__What the task requires__
Say how many lines contain "name", using only the number.

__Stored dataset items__
==========
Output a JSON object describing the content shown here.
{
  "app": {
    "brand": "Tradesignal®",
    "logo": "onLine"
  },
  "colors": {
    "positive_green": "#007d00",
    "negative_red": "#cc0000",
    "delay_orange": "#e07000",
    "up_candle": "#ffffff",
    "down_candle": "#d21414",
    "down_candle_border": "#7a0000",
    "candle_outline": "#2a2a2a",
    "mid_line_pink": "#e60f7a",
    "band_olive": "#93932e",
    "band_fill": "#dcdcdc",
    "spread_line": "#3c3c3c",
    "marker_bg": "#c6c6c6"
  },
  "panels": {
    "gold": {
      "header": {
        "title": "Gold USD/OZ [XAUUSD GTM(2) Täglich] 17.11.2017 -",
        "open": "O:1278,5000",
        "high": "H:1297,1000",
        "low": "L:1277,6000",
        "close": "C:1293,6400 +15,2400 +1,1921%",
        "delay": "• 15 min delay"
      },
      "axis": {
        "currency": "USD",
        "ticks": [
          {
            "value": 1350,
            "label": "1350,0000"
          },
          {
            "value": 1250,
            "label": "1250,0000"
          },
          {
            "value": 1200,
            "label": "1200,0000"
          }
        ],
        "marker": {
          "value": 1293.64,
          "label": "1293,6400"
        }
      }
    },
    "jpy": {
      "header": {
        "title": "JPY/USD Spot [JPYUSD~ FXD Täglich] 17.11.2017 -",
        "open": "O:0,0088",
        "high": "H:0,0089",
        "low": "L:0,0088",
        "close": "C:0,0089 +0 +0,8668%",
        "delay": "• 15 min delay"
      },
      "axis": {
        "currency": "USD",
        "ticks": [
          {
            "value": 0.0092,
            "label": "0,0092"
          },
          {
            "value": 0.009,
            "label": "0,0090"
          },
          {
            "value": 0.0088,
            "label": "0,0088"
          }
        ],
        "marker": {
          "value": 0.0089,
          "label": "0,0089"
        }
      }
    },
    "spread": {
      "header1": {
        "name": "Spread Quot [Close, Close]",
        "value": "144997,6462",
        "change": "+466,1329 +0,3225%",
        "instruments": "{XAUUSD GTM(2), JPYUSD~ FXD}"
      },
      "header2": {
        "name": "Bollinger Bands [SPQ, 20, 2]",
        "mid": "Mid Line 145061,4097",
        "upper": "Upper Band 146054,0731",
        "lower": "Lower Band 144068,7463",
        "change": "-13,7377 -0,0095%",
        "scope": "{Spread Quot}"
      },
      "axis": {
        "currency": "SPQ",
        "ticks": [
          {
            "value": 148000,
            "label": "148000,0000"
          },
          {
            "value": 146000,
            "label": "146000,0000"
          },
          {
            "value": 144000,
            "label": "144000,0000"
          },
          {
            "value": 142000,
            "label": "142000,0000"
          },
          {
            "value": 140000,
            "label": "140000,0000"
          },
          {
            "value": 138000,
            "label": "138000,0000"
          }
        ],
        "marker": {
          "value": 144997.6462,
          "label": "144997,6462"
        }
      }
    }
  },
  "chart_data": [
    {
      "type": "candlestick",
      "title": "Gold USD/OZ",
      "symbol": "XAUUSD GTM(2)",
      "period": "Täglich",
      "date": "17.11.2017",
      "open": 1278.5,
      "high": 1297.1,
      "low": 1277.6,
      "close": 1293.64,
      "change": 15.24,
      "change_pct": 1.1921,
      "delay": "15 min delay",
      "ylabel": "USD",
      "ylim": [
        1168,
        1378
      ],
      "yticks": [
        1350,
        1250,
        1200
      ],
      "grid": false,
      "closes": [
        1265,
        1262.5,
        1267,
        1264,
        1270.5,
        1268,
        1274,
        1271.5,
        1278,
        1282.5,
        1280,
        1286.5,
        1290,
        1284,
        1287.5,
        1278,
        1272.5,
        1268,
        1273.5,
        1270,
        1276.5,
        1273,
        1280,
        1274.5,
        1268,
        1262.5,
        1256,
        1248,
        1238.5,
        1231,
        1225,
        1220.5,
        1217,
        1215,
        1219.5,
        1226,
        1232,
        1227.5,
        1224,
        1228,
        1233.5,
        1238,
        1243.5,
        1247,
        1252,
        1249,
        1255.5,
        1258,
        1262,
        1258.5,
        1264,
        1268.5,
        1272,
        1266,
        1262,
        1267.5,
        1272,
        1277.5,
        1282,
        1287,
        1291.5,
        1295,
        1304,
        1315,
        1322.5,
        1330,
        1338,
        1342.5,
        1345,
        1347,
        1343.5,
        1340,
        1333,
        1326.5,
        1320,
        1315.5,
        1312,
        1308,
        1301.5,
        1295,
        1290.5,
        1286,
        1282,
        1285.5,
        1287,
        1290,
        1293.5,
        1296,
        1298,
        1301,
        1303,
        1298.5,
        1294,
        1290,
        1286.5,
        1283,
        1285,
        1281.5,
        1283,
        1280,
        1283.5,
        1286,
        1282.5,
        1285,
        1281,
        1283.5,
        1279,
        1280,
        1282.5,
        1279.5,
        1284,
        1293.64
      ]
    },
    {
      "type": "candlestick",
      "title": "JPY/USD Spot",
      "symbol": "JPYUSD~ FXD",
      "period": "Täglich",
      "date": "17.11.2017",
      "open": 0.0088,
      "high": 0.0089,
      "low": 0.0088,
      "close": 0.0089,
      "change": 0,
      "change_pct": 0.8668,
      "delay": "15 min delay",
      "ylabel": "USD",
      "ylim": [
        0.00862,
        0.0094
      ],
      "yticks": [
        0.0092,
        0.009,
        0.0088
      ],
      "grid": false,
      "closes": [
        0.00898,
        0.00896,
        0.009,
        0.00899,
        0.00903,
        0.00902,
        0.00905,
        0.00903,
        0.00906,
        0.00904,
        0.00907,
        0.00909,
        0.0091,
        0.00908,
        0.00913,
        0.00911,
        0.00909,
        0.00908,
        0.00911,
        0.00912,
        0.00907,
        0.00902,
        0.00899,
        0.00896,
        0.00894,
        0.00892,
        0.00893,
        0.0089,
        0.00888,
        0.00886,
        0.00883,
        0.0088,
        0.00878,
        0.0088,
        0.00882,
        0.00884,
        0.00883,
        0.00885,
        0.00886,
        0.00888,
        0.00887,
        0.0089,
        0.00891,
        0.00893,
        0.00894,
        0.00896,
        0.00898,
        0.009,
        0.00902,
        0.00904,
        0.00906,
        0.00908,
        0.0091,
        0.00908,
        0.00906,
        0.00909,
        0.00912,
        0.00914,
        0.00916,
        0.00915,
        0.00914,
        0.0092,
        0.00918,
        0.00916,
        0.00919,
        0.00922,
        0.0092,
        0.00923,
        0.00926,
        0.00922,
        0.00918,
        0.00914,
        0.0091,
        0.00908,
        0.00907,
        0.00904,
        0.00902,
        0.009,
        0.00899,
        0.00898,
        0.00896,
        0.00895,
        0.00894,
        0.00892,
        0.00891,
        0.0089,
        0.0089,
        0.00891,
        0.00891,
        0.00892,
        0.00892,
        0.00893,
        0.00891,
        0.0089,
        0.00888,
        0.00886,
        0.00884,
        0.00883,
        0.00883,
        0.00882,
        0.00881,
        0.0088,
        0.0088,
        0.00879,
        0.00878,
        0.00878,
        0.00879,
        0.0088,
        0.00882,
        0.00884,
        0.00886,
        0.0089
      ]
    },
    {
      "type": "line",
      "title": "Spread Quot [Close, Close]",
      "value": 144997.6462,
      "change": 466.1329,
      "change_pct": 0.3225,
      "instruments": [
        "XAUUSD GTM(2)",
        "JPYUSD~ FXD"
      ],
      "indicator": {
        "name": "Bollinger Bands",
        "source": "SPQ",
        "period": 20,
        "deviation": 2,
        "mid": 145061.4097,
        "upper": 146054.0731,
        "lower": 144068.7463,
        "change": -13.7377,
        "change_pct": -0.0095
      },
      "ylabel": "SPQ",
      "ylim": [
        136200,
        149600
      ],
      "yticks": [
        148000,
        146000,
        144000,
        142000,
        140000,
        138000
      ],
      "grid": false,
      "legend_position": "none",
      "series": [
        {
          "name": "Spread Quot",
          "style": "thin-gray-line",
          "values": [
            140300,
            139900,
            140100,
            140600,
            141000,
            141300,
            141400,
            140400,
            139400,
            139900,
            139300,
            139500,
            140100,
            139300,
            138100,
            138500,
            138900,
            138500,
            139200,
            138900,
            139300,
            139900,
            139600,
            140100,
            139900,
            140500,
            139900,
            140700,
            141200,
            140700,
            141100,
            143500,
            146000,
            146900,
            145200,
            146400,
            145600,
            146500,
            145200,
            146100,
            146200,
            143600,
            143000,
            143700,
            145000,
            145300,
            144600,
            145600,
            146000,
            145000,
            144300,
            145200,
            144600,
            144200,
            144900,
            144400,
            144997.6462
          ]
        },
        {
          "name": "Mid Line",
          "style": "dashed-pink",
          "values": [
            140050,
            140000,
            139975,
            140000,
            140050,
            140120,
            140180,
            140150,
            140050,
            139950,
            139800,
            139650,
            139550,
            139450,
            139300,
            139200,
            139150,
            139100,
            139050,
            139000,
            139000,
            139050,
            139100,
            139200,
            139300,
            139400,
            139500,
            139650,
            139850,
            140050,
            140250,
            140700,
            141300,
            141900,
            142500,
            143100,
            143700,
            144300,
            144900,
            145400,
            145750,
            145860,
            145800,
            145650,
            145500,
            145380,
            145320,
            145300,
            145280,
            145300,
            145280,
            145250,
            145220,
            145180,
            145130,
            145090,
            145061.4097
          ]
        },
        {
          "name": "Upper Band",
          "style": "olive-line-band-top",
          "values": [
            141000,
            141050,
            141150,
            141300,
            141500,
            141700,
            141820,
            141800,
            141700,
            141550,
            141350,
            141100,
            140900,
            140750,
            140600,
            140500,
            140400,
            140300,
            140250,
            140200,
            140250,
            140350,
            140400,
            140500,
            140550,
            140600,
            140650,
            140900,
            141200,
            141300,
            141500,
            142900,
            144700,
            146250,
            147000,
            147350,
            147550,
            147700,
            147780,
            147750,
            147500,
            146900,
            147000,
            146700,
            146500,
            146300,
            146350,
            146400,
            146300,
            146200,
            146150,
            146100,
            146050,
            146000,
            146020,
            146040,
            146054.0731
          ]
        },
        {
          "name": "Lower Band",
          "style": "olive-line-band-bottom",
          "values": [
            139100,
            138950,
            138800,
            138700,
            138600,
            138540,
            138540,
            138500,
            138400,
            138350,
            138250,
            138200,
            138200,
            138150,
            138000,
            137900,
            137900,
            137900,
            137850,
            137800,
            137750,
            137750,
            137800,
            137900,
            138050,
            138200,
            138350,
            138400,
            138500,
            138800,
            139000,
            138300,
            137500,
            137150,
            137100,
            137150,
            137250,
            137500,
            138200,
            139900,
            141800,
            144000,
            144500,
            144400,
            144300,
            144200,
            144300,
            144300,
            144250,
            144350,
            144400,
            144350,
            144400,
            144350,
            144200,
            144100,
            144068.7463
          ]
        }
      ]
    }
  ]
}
==========
__Correct result__
7